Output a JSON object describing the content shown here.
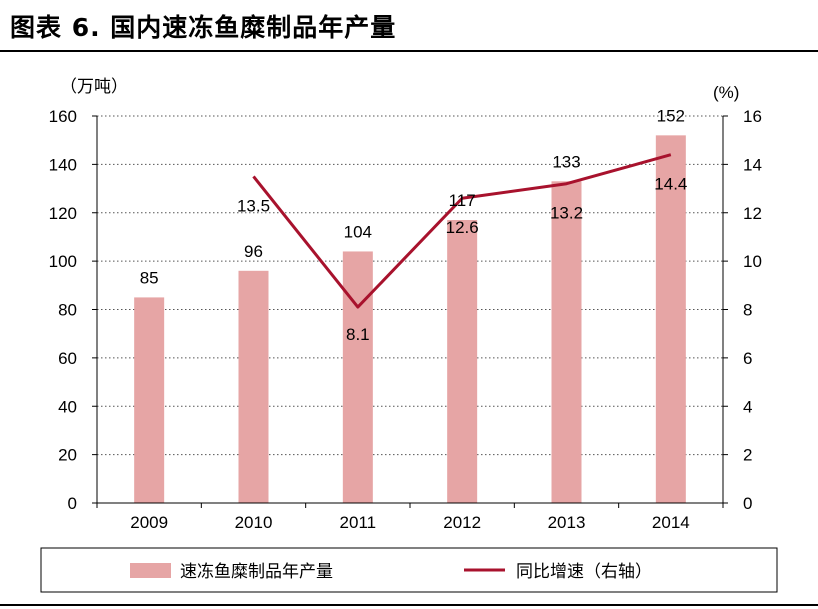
{
  "figure": {
    "title": "图表 6. 国内速冻鱼糜制品年产量"
  },
  "chart_data": {
    "type": "bar",
    "categories": [
      "2009",
      "2010",
      "2011",
      "2012",
      "2013",
      "2014"
    ],
    "series": [
      {
        "name": "速冻鱼糜制品年产量",
        "type": "bar",
        "axis": "left",
        "values": [
          85,
          96,
          104,
          117,
          133,
          152
        ],
        "color": "#e6a5a5"
      },
      {
        "name": "同比增速（右轴）",
        "type": "line",
        "axis": "right",
        "values": [
          null,
          13.5,
          8.1,
          12.6,
          13.2,
          14.4
        ],
        "color": "#a8122d"
      }
    ],
    "y_left": {
      "unit_label": "（万吨）",
      "ylim": [
        0,
        160
      ],
      "ticks": [
        0,
        20,
        40,
        60,
        80,
        100,
        120,
        140,
        160
      ]
    },
    "y_right": {
      "unit_label": "(%)",
      "ylim": [
        0,
        16
      ],
      "ticks": [
        0,
        2,
        4,
        6,
        8,
        10,
        12,
        14,
        16
      ]
    },
    "grid": "horizontal dotted",
    "legend_position": "bottom"
  }
}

◆ Aim
Each line of the material must be retyped exactly, except that images are omitted.

◆ Solution to this task
Output a JSON object describing the content shown here.
{
  "figure": {
    "title": "图表 6. 国内速冻鱼糜制品年产量"
  },
  "chart_data": {
    "type": "bar",
    "categories": [
      "2009",
      "2010",
      "2011",
      "2012",
      "2013",
      "2014"
    ],
    "series": [
      {
        "name": "速冻鱼糜制品年产量",
        "type": "bar",
        "axis": "left",
        "values": [
          85,
          96,
          104,
          117,
          133,
          152
        ],
        "color": "#e6a5a5"
      },
      {
        "name": "同比增速（右轴）",
        "type": "line",
        "axis": "right",
        "values": [
          null,
          13.5,
          8.1,
          12.6,
          13.2,
          14.4
        ],
        "color": "#a8122d"
      }
    ],
    "y_left": {
      "unit_label": "（万吨）",
      "ylim": [
        0,
        160
      ],
      "ticks": [
        0,
        20,
        40,
        60,
        80,
        100,
        120,
        140,
        160
      ]
    },
    "y_right": {
      "unit_label": "(%)",
      "ylim": [
        0,
        16
      ],
      "ticks": [
        0,
        2,
        4,
        6,
        8,
        10,
        12,
        14,
        16
      ]
    },
    "grid": "horizontal dotted",
    "legend_position": "bottom"
  }
}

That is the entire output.